## PROVIDED INFORMATION
========================================
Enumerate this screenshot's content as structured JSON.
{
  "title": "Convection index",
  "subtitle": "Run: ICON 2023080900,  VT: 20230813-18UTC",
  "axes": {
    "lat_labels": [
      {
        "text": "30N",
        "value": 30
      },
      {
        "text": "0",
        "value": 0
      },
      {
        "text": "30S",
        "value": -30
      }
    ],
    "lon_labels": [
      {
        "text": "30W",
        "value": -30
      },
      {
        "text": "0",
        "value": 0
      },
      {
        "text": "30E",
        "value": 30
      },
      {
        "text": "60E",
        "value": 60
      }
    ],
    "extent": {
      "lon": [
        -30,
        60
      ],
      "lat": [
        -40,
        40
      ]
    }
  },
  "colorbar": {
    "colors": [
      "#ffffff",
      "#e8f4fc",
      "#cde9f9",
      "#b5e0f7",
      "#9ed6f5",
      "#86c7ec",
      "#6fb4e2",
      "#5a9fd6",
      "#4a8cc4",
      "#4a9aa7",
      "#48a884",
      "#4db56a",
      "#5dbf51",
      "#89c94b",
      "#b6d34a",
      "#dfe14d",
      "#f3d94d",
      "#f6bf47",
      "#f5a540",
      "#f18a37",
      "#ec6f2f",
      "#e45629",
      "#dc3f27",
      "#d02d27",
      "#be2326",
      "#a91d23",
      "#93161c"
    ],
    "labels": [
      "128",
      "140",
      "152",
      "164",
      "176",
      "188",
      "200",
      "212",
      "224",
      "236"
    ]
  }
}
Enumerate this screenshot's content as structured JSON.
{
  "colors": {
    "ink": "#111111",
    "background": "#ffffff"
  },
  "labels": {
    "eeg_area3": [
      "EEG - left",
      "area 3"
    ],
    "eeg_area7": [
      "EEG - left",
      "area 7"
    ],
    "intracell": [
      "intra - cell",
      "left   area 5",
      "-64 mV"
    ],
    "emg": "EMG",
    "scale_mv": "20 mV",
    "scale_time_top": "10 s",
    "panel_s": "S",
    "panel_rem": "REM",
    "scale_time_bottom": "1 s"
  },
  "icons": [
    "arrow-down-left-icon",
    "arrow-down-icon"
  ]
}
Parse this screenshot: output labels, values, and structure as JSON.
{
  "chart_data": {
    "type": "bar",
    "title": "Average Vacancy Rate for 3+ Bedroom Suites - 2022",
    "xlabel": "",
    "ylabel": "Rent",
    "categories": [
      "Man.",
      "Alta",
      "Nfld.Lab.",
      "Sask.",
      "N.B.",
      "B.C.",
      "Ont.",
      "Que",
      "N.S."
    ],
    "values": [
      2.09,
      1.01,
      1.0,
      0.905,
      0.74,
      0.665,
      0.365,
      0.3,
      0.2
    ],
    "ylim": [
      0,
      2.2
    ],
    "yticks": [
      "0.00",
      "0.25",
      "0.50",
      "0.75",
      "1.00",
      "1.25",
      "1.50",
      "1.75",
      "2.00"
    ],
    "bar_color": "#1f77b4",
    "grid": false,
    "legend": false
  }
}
========================================
## WHAT THIS TASK INVOLVES
Write down the full listing again, exactly.

## WRITTEN SOLUTION
Enumerate this screenshot's content as structured JSON.
{
  "title": "Convection index",
  "subtitle": "Run: ICON 2023080900,  VT: 20230813-18UTC",
  "axes": {
    "lat_labels": [
      {
        "text": "30N",
        "value": 30
      },
      {
        "text": "0",
        "value": 0
      },
      {
        "text": "30S",
        "value": -30
      }
    ],
    "lon_labels": [
      {
        "text": "30W",
        "value": -30
      },
      {
        "text": "0",
        "value": 0
      },
      {
        "text": "30E",
        "value": 30
      },
      {
        "text": "60E",
        "value": 60
      }
    ],
    "extent": {
      "lon": [
        -30,
        60
      ],
      "lat": [
        -40,
        40
      ]
    }
  },
  "colorbar": {
    "colors": [
      "#ffffff",
      "#e8f4fc",
      "#cde9f9",
      "#b5e0f7",
      "#9ed6f5",
      "#86c7ec",
      "#6fb4e2",
      "#5a9fd6",
      "#4a8cc4",
      "#4a9aa7",
      "#48a884",
      "#4db56a",
      "#5dbf51",
      "#89c94b",
      "#b6d34a",
      "#dfe14d",
      "#f3d94d",
      "#f6bf47",
      "#f5a540",
      "#f18a37",
      "#ec6f2f",
      "#e45629",
      "#dc3f27",
      "#d02d27",
      "#be2326",
      "#a91d23",
      "#93161c"
    ],
    "labels": [
      "128",
      "140",
      "152",
      "164",
      "176",
      "188",
      "200",
      "212",
      "224",
      "236"
    ]
  }
}
Enumerate this screenshot's content as structured JSON.
{
  "colors": {
    "ink": "#111111",
    "background": "#ffffff"
  },
  "labels": {
    "eeg_area3": [
      "EEG - left",
      "area 3"
    ],
    "eeg_area7": [
      "EEG - left",
      "area 7"
    ],
    "intracell": [
      "intra - cell",
      "left   area 5",
      "-64 mV"
    ],
    "emg": "EMG",
    "scale_mv": "20 mV",
    "scale_time_top": "10 s",
    "panel_s": "S",
    "panel_rem": "REM",
    "scale_time_bottom": "1 s"
  },
  "icons": [
    "arrow-down-left-icon",
    "arrow-down-icon"
  ]
}
Parse this screenshot: output labels, values, and structure as JSON.
{
  "chart_data": {
    "type": "bar",
    "title": "Average Vacancy Rate for 3+ Bedroom Suites - 2022",
    "xlabel": "",
    "ylabel": "Rent",
    "categories": [
      "Man.",
      "Alta",
      "Nfld.Lab.",
      "Sask.",
      "N.B.",
      "B.C.",
      "Ont.",
      "Que",
      "N.S."
    ],
    "values": [
      2.09,
      1.01,
      1.0,
      0.905,
      0.74,
      0.665,
      0.365,
      0.3,
      0.2
    ],
    "ylim": [
      0,
      2.2
    ],
    "yticks": [
      "0.00",
      "0.25",
      "0.50",
      "0.75",
      "1.00",
      "1.25",
      "1.50",
      "1.75",
      "2.00"
    ],
    "bar_color": "#1f77b4",
    "grid": false,
    "legend": false
  }
}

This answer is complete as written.